>>>

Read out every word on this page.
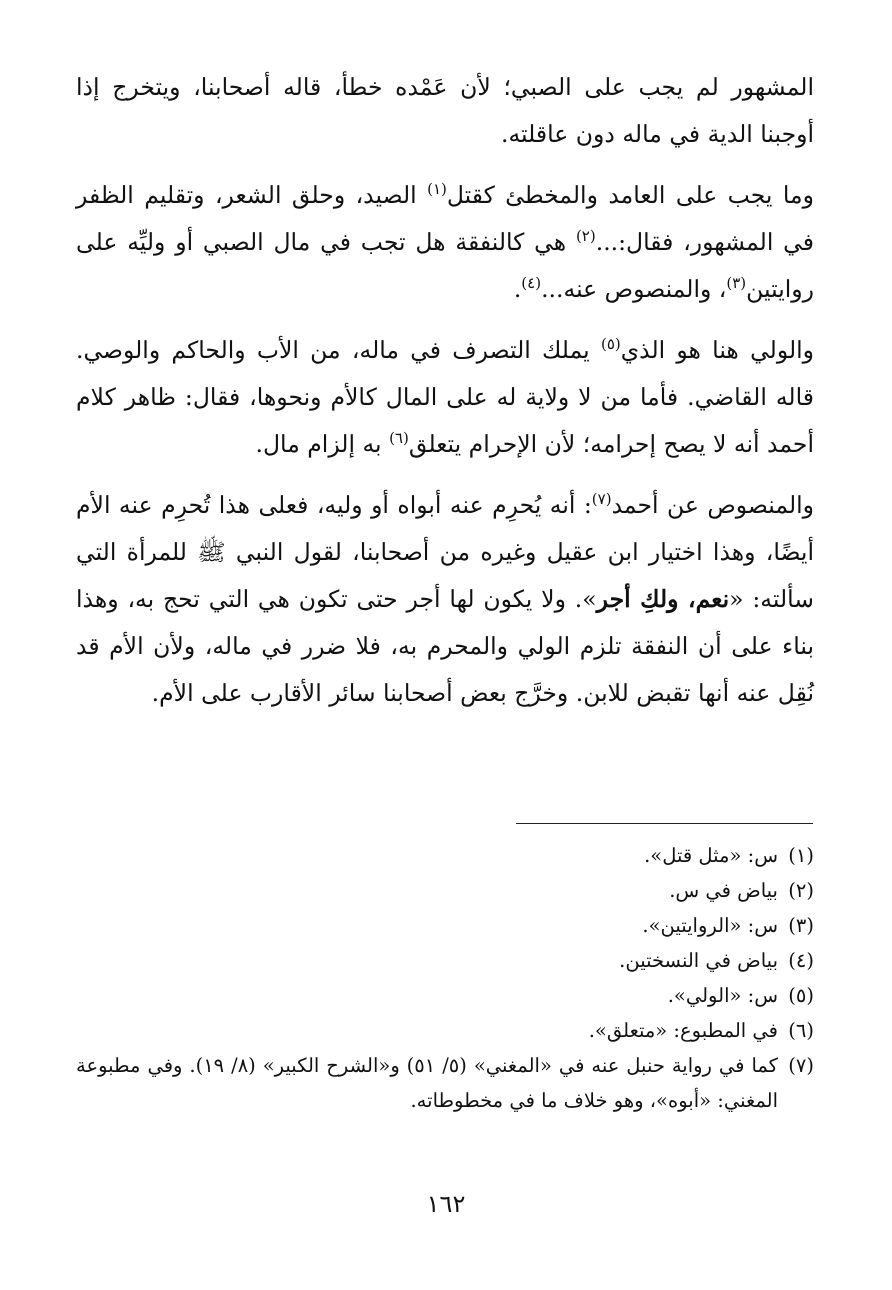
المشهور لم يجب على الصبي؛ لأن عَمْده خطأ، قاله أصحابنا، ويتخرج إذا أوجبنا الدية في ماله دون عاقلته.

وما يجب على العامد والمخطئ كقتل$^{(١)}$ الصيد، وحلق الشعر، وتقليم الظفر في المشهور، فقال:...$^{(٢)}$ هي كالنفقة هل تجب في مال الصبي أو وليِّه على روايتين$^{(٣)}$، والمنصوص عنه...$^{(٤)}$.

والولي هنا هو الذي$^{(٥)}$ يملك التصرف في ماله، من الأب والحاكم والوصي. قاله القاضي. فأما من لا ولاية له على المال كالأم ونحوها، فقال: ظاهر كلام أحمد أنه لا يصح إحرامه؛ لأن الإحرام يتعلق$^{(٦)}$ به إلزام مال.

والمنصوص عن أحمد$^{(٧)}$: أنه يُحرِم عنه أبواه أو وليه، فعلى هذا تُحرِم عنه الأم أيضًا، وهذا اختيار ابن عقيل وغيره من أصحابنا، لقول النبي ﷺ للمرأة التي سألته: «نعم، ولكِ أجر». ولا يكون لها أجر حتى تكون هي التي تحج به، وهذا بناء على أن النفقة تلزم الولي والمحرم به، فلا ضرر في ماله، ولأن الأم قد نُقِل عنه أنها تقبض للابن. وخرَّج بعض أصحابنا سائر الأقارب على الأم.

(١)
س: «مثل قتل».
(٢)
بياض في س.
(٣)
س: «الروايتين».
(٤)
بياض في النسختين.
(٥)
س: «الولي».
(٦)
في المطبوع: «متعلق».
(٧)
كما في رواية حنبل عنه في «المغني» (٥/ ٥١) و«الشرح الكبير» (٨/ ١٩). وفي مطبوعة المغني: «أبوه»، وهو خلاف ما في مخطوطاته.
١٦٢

<<<
>>>

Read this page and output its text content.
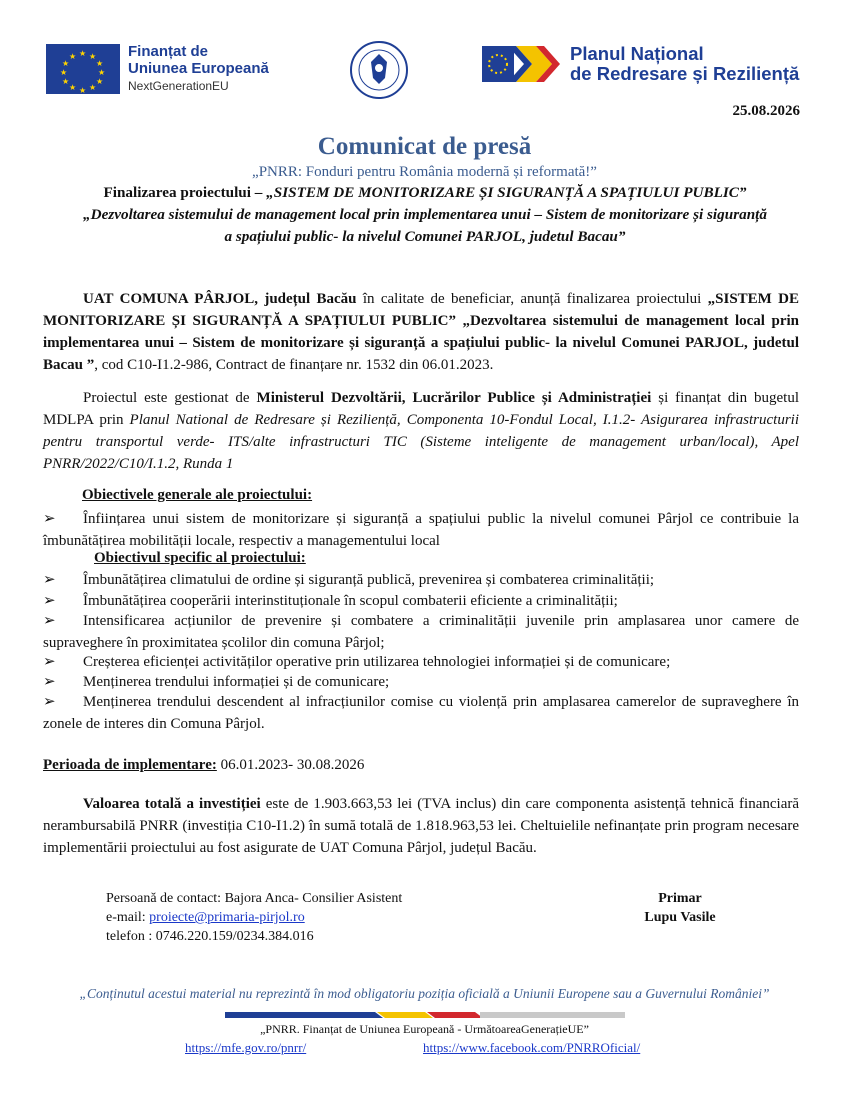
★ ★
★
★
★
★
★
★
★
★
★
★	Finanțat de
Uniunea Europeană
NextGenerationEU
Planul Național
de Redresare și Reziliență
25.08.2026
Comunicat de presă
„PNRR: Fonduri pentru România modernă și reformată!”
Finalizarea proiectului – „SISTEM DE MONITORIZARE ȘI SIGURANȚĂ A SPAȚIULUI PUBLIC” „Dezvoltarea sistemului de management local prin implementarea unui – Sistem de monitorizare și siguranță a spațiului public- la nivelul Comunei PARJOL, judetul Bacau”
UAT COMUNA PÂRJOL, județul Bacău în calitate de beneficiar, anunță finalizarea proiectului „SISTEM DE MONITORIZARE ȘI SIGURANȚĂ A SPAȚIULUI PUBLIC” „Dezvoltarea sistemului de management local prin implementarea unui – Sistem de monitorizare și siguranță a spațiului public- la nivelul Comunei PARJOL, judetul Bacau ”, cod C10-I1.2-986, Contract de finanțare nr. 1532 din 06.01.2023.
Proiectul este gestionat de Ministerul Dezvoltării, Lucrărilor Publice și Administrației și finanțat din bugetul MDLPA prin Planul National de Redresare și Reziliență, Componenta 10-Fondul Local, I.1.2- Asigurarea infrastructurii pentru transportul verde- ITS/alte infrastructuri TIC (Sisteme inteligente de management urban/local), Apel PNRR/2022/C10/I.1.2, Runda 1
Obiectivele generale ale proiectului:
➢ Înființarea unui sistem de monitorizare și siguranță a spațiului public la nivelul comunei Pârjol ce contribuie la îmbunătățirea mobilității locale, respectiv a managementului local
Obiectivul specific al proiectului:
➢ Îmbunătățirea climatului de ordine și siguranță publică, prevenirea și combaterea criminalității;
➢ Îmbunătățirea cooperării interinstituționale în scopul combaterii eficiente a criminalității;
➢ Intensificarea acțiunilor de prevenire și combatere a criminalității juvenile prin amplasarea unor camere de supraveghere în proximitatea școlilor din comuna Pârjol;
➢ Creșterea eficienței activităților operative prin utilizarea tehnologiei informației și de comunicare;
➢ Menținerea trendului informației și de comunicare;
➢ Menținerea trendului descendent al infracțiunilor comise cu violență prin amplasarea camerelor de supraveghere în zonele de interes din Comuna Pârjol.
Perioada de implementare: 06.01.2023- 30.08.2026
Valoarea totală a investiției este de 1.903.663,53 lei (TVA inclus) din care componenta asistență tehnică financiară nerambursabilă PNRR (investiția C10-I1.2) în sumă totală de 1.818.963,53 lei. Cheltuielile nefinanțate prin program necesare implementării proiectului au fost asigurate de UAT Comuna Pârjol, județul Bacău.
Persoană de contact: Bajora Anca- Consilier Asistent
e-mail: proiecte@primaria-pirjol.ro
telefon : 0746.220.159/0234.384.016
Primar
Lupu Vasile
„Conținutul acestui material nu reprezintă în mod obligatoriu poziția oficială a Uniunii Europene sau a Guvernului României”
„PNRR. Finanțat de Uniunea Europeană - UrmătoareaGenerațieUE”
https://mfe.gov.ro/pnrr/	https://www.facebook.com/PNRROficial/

<<<

- [Work instructions]:
Copy each line that contains the word "informației".

- [Finished answer]:
➢ Creșterea eficienței activităților operative prin utilizarea tehnologiei informației și de comunicare;
➢ Menținerea trendului informației și de comunicare;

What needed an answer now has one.